EXERCISE REQUIREMENTS:
Extract every entry word for word. Skip the pictures.

Stored items from a collection:
*****

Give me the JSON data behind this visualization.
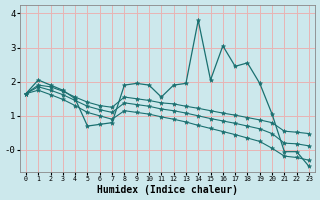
{
  "xlabel": "Humidex (Indice chaleur)",
  "bg_color": "#cce8ec",
  "grid_color": "#e8b4b4",
  "line_color": "#1a7070",
  "xlim": [
    -0.5,
    23.5
  ],
  "ylim": [
    -0.65,
    4.25
  ],
  "x": [
    0,
    1,
    2,
    3,
    4,
    5,
    6,
    7,
    8,
    9,
    10,
    11,
    12,
    13,
    14,
    15,
    16,
    17,
    18,
    19,
    20,
    21,
    22,
    23
  ],
  "line_jagged": [
    1.65,
    2.05,
    1.9,
    1.75,
    1.5,
    0.7,
    0.75,
    0.8,
    1.9,
    1.95,
    1.9,
    1.55,
    1.9,
    1.95,
    3.8,
    2.05,
    3.05,
    2.45,
    2.55,
    1.95,
    1.05,
    -0.05,
    -0.05,
    -0.48
  ],
  "line_top": [
    1.65,
    1.9,
    1.85,
    1.72,
    1.55,
    1.4,
    1.3,
    1.25,
    1.55,
    1.5,
    1.45,
    1.38,
    1.35,
    1.28,
    1.22,
    1.15,
    1.08,
    1.02,
    0.95,
    0.88,
    0.8,
    0.55,
    0.52,
    0.48
  ],
  "line_mid": [
    1.65,
    1.85,
    1.75,
    1.62,
    1.45,
    1.28,
    1.18,
    1.1,
    1.38,
    1.33,
    1.28,
    1.2,
    1.15,
    1.08,
    1.0,
    0.92,
    0.85,
    0.78,
    0.7,
    0.62,
    0.48,
    0.2,
    0.18,
    0.12
  ],
  "line_bot": [
    1.65,
    1.75,
    1.62,
    1.48,
    1.3,
    1.1,
    1.0,
    0.9,
    1.15,
    1.1,
    1.05,
    0.97,
    0.9,
    0.82,
    0.72,
    0.63,
    0.54,
    0.45,
    0.35,
    0.25,
    0.05,
    -0.18,
    -0.22,
    -0.3
  ]
}
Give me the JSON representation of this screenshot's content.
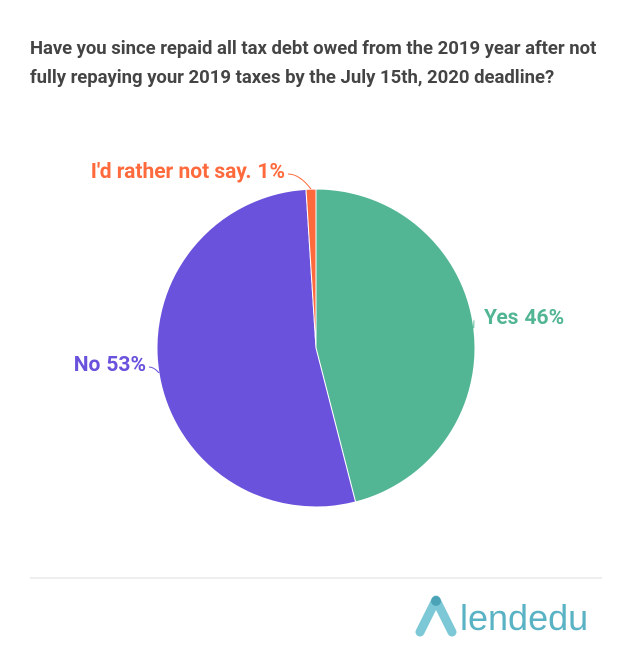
{
  "chart_data": {
    "type": "pie",
    "title": "Have you since repaid all tax debt owed from the 2019 year after not fully repaying your 2019 taxes by the July 15th, 2020 deadline?",
    "categories": [
      "Yes",
      "No",
      "I'd rather not say."
    ],
    "values": [
      46,
      53,
      1
    ],
    "value_labels": [
      "46%",
      "53%",
      "1%"
    ],
    "colors": [
      "#52b594",
      "#6b52dc",
      "#ff6a3d"
    ]
  },
  "logo": "lendedu"
}
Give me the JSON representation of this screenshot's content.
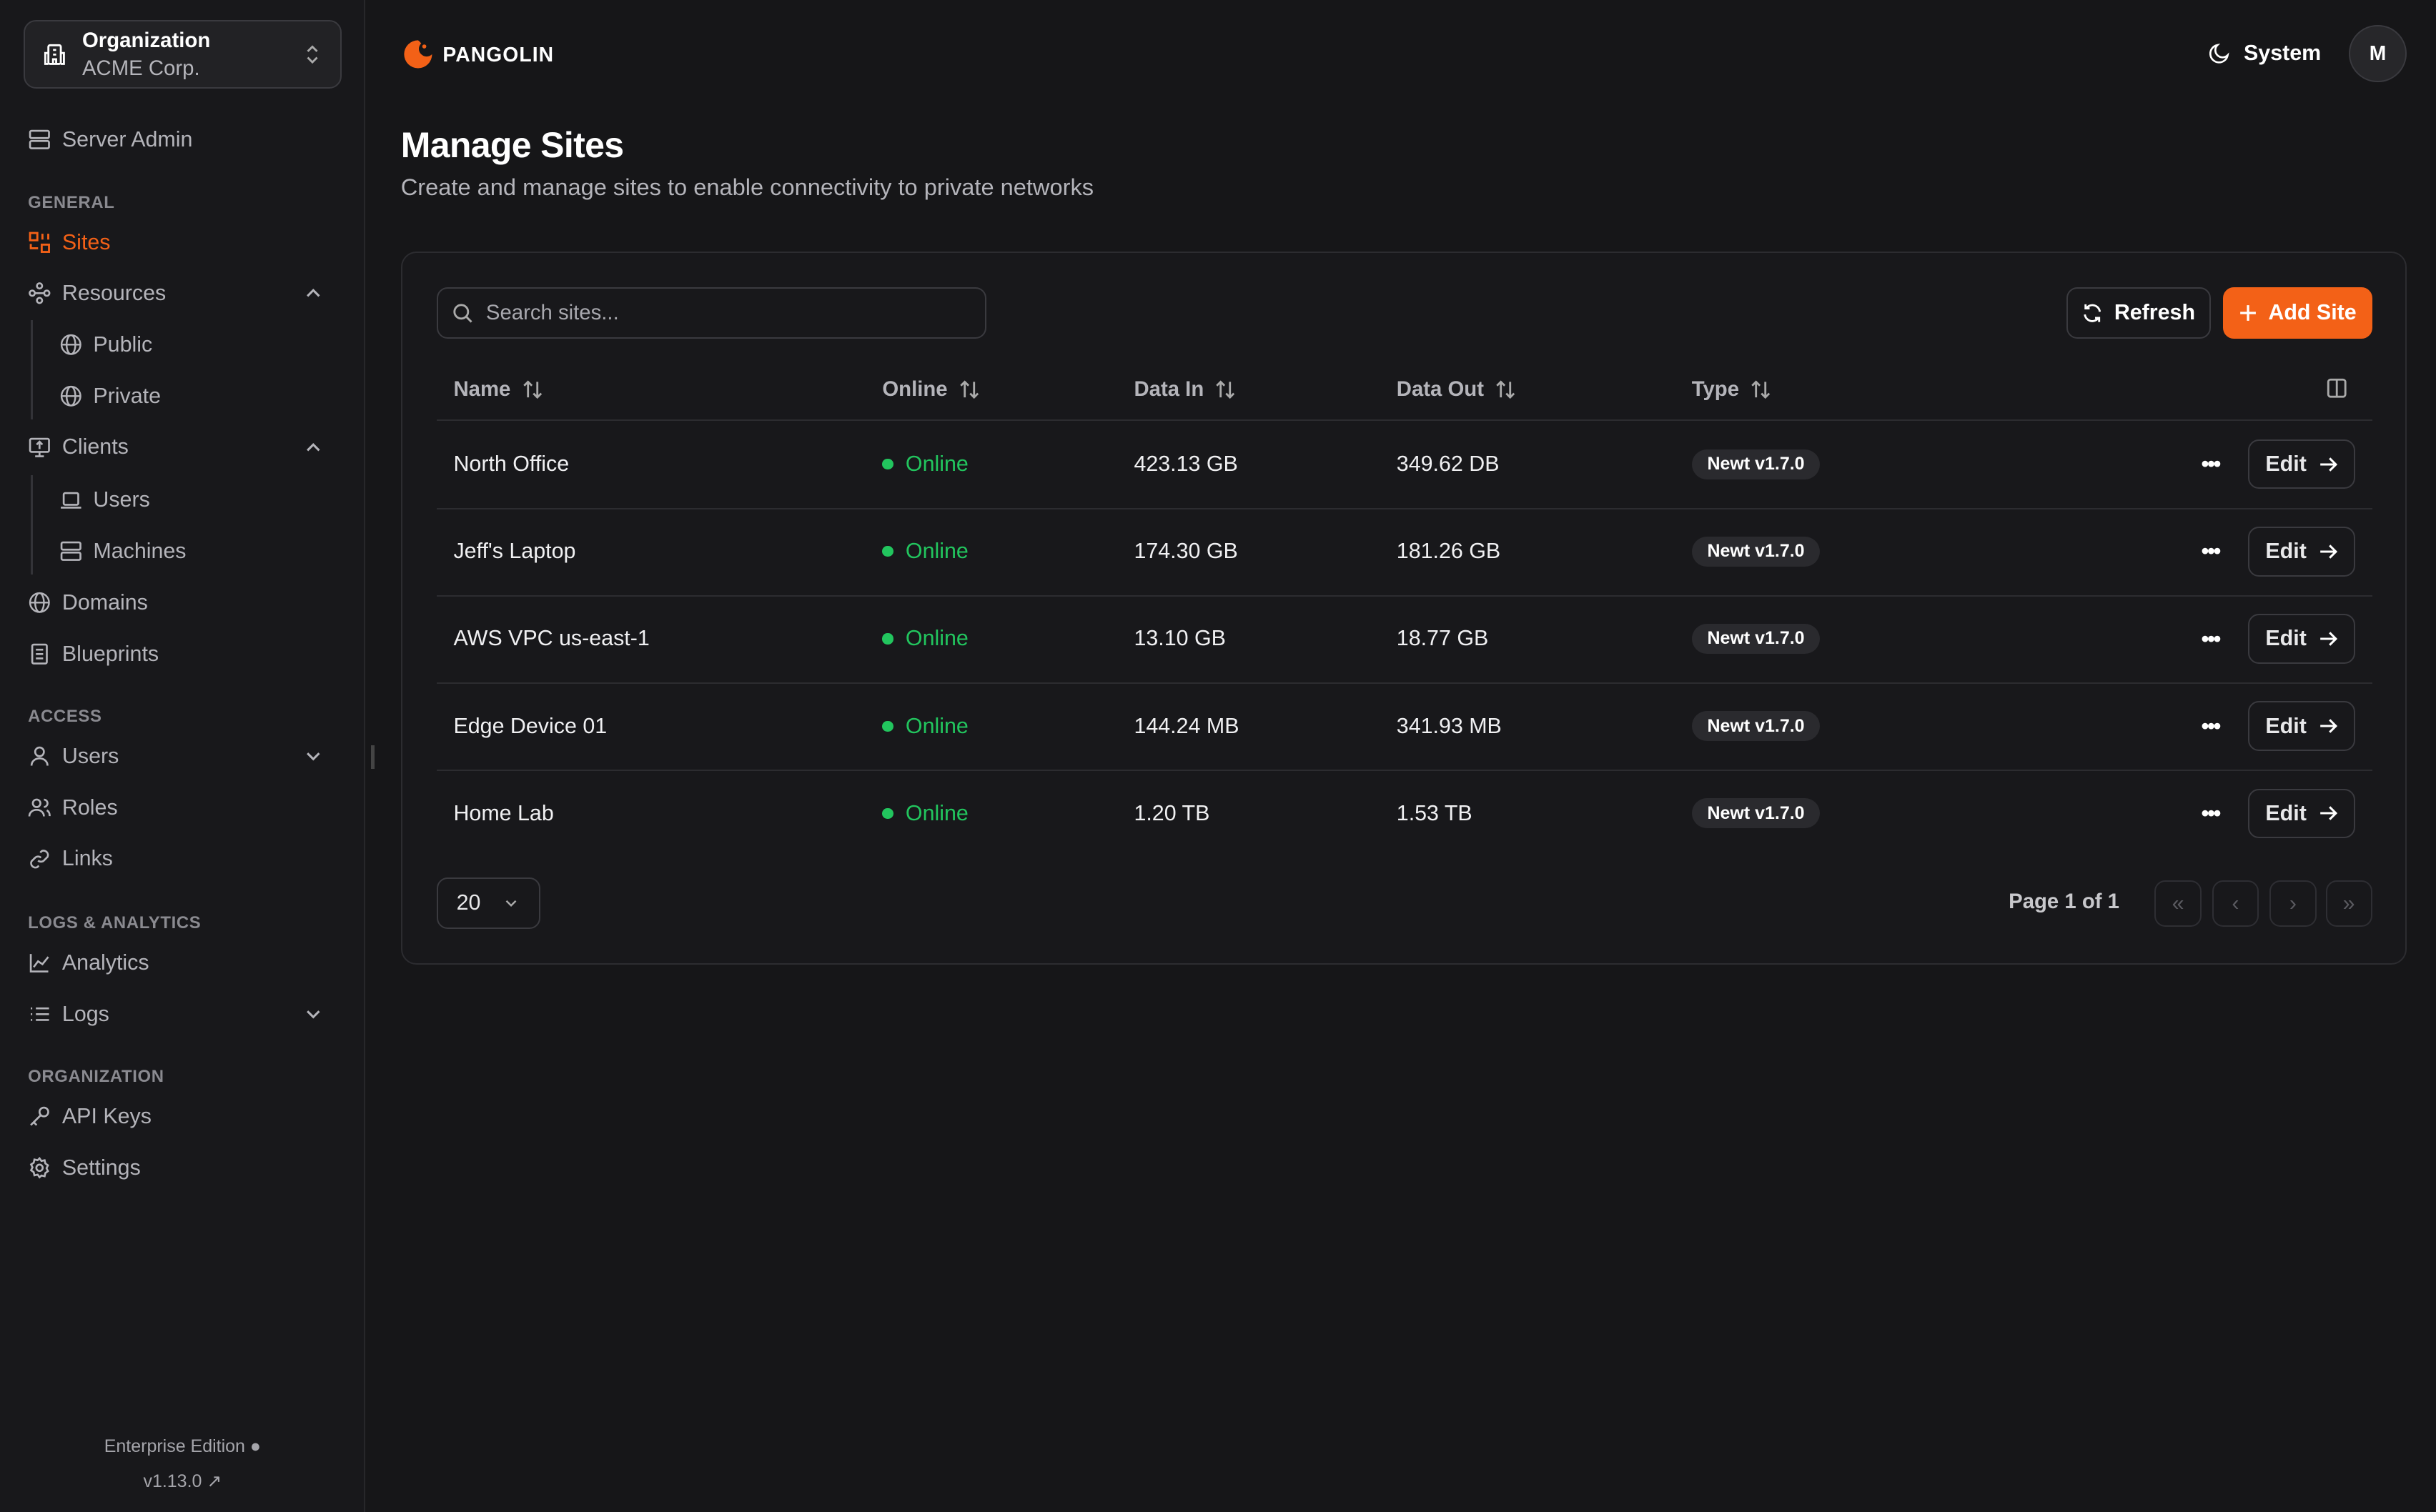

*****

RESPONSE:
Give me the JSON data behind this visualization.
{
  "xlabel": "Humidex (Indice chaleur)",
  "bg_color": "#cce8ec",
  "grid_color": "#e8b4b4",
  "line_color": "#1a7070",
  "xlim": [
    -0.5,
    23.5
  ],
  "ylim": [
    -0.65,
    4.25
  ],
  "x": [
    0,
    1,
    2,
    3,
    4,
    5,
    6,
    7,
    8,
    9,
    10,
    11,
    12,
    13,
    14,
    15,
    16,
    17,
    18,
    19,
    20,
    21,
    22,
    23
  ],
  "line_jagged": [
    1.65,
    2.05,
    1.9,
    1.75,
    1.5,
    0.7,
    0.75,
    0.8,
    1.9,
    1.95,
    1.9,
    1.55,
    1.9,
    1.95,
    3.8,
    2.05,
    3.05,
    2.45,
    2.55,
    1.95,
    1.05,
    -0.05,
    -0.05,
    -0.48
  ],
  "line_top": [
    1.65,
    1.9,
    1.85,
    1.72,
    1.55,
    1.4,
    1.3,
    1.25,
    1.55,
    1.5,
    1.45,
    1.38,
    1.35,
    1.28,
    1.22,
    1.15,
    1.08,
    1.02,
    0.95,
    0.88,
    0.8,
    0.55,
    0.52,
    0.48
  ],
  "line_mid": [
    1.65,
    1.85,
    1.75,
    1.62,
    1.45,
    1.28,
    1.18,
    1.1,
    1.38,
    1.33,
    1.28,
    1.2,
    1.15,
    1.08,
    1.0,
    0.92,
    0.85,
    0.78,
    0.7,
    0.62,
    0.48,
    0.2,
    0.18,
    0.12
  ],
  "line_bot": [
    1.65,
    1.75,
    1.62,
    1.48,
    1.3,
    1.1,
    1.0,
    0.9,
    1.15,
    1.1,
    1.05,
    0.97,
    0.9,
    0.82,
    0.72,
    0.63,
    0.54,
    0.45,
    0.35,
    0.25,
    0.05,
    -0.18,
    -0.22,
    -0.3
  ]
}
Give me the JSON representation of this screenshot's content.
{
  "chart_data": {
    "type": "pie",
    "title": "Have you since repaid all tax debt owed from the 2019 year after not fully repaying your 2019 taxes by the July 15th, 2020 deadline?",
    "categories": [
      "Yes",
      "No",
      "I'd rather not say."
    ],
    "values": [
      46,
      53,
      1
    ],
    "value_labels": [
      "46%",
      "53%",
      "1%"
    ],
    "colors": [
      "#52b594",
      "#6b52dc",
      "#ff6a3d"
    ]
  },
  "logo": "lendedu"
}
Give me the JSON representation of this screenshot's content.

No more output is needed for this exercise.